## INFORMATION SHOWN
....

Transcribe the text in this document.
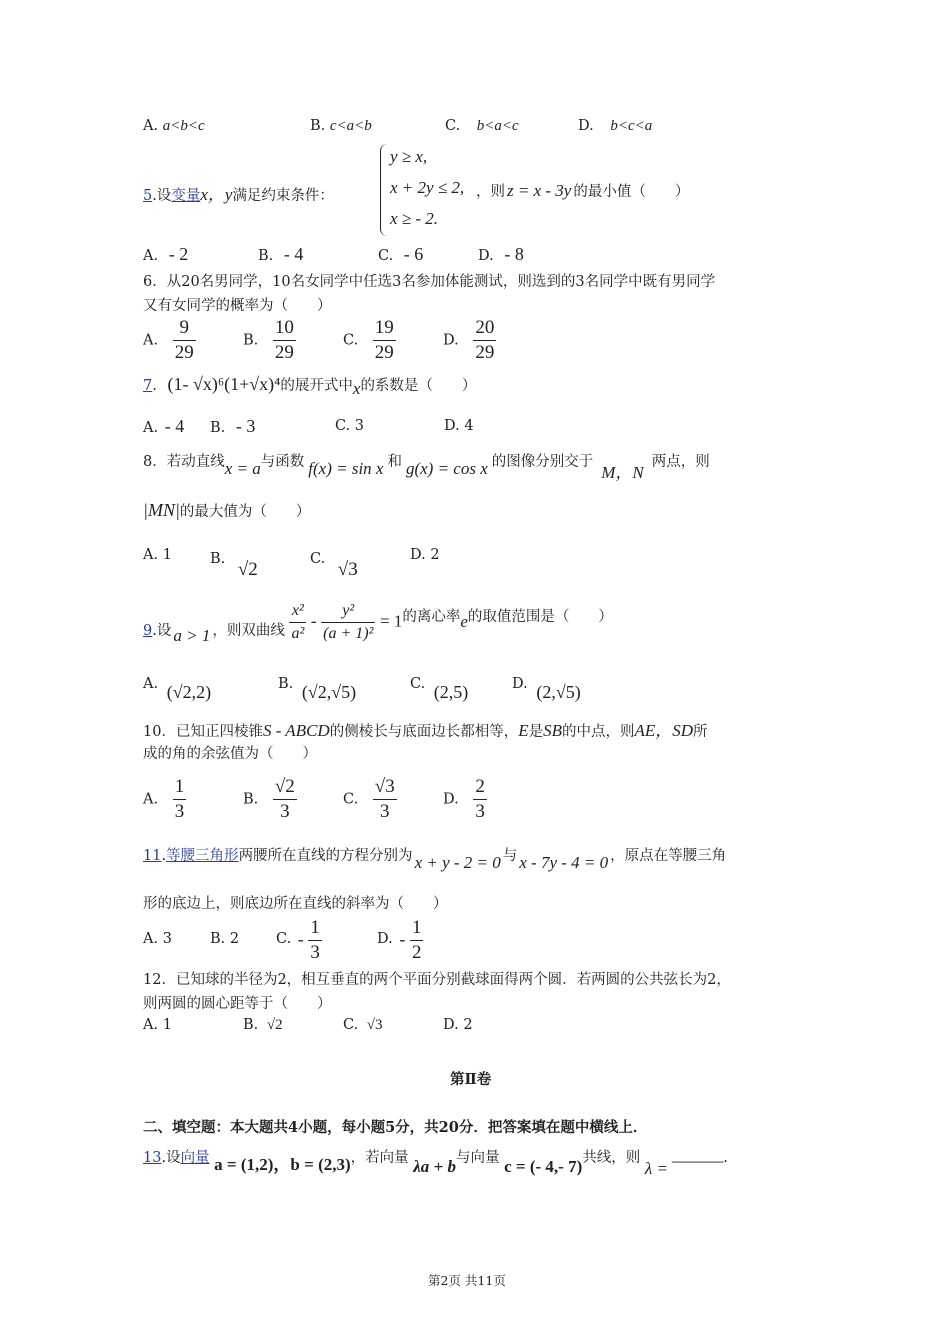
A. a<b<c	B. c<a<b	C. b<a<c	D. b<c<a
5.设变量x，y满足约束条件：
y ≥ x,
x + 2y ≤ 2,
x ≥ - 2.
，则 z = x - 3y 的最小值（　　）
A. - 2	B. - 4	C. - 6	D. - 8
6．从20名男同学，10名女同学中任选3名参加体能测试，则选到的3名同学中既有男同学
又有女同学的概率为（　　）
A. $\frac{9}{29}$	B. $\frac{10}{29}$	C. $\frac{19}{29}$	D. $\frac{20}{29}$
7. (1- √x)⁶(1+√x)⁴的展开式中x的系数是（　　）
A. - 4 B. - 3	C. 3	D. 4
8．若动直线x = a与函数 f(x) = sin x 和 g(x) = cos x 的图像分别交于M，N两点，则
|MN|的最大值为（　　）
A. 1	B. √2	C. √3
D. 2
9.设 a > 1 ，则双曲线 $\frac{\text{x²}}{\text{a²}} - \frac{\text{y²}}{\text{(a + 1)²}} = 1$的离心率e的取值范围是（　　）
A. (√2,2)	B. (√2,√5)	C. (2,5)	D. (2,√5)
10．已知正四棱锥S - ABCD的侧棱长与底面边长都相等，E是SB的中点，则AE，SD所
成的角的余弦值为（　　）
A. $\frac{1}{3}$	B. $\frac{√2}{3}$	C. $\frac{√3}{3}$	D. $\frac{2}{3}$
11.等腰三角形两腰所在直线的方程分别为 x + y - 2 = 0 与 x - 7y - 4 = 0 ，原点在等腰三角
形的底边上，则底边所在直线的斜率为（　　）
A. 3	B. 2	C. - $\frac{1}{3}$	D. - $\frac{1}{2}$
12．已知球的半径为2，相互垂直的两个平面分别截球面得两个圆．若两圆的公共弦长为2，
则两圆的圆心距等于（　　）
A. 1	B. √2	C. √3	D. 2
第Ⅱ卷
二、填空题：本大题共4小题，每小题5分，共20分．把答案填在题中横线上．
13.设向量 a = (1,2)，b = (2,3)，若向量 λa + b与向量 c = (- 4,- 7)共线，则 λ = ———.
第2页 共11页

....

## EXERCISE BRIEF
Transcribe the records verbatim and omit the images.

## COMPLETE ANSWER
Transcribe the text in this document.
A. a<b<c	B. c<a<b	C. b<a<c	D. b<c<a
5.设变量x，y满足约束条件：
y ≥ x,
x + 2y ≤ 2,
x ≥ - 2.
，则 z = x - 3y 的最小值（　　）
A. - 2	B. - 4	C. - 6	D. - 8
6．从20名男同学，10名女同学中任选3名参加体能测试，则选到的3名同学中既有男同学
又有女同学的概率为（　　）
A. $\frac{9}{29}$	B. $\frac{10}{29}$	C. $\frac{19}{29}$	D. $\frac{20}{29}$
7. (1- √x)⁶(1+√x)⁴的展开式中x的系数是（　　）
A. - 4 B. - 3	C. 3	D. 4
8．若动直线x = a与函数 f(x) = sin x 和 g(x) = cos x 的图像分别交于M，N两点，则
|MN|的最大值为（　　）
A. 1	B. √2	C. √3
D. 2
9.设 a > 1 ，则双曲线 $\frac{\text{x²}}{\text{a²}} - \frac{\text{y²}}{\text{(a + 1)²}} = 1$的离心率e的取值范围是（　　）
A. (√2,2)	B. (√2,√5)	C. (2,5)	D. (2,√5)
10．已知正四棱锥S - ABCD的侧棱长与底面边长都相等，E是SB的中点，则AE，SD所
成的角的余弦值为（　　）
A. $\frac{1}{3}$	B. $\frac{√2}{3}$	C. $\frac{√3}{3}$	D. $\frac{2}{3}$
11.等腰三角形两腰所在直线的方程分别为 x + y - 2 = 0 与 x - 7y - 4 = 0 ，原点在等腰三角
形的底边上，则底边所在直线的斜率为（　　）
A. 3	B. 2	C. - $\frac{1}{3}$	D. - $\frac{1}{2}$
12．已知球的半径为2，相互垂直的两个平面分别截球面得两个圆．若两圆的公共弦长为2，
则两圆的圆心距等于（　　）
A. 1	B. √2	C. √3	D. 2
第Ⅱ卷
二、填空题：本大题共4小题，每小题5分，共20分．把答案填在题中横线上．
13.设向量 a = (1,2)，b = (2,3)，若向量 λa + b与向量 c = (- 4,- 7)共线，则 λ = ———.
第2页 共11页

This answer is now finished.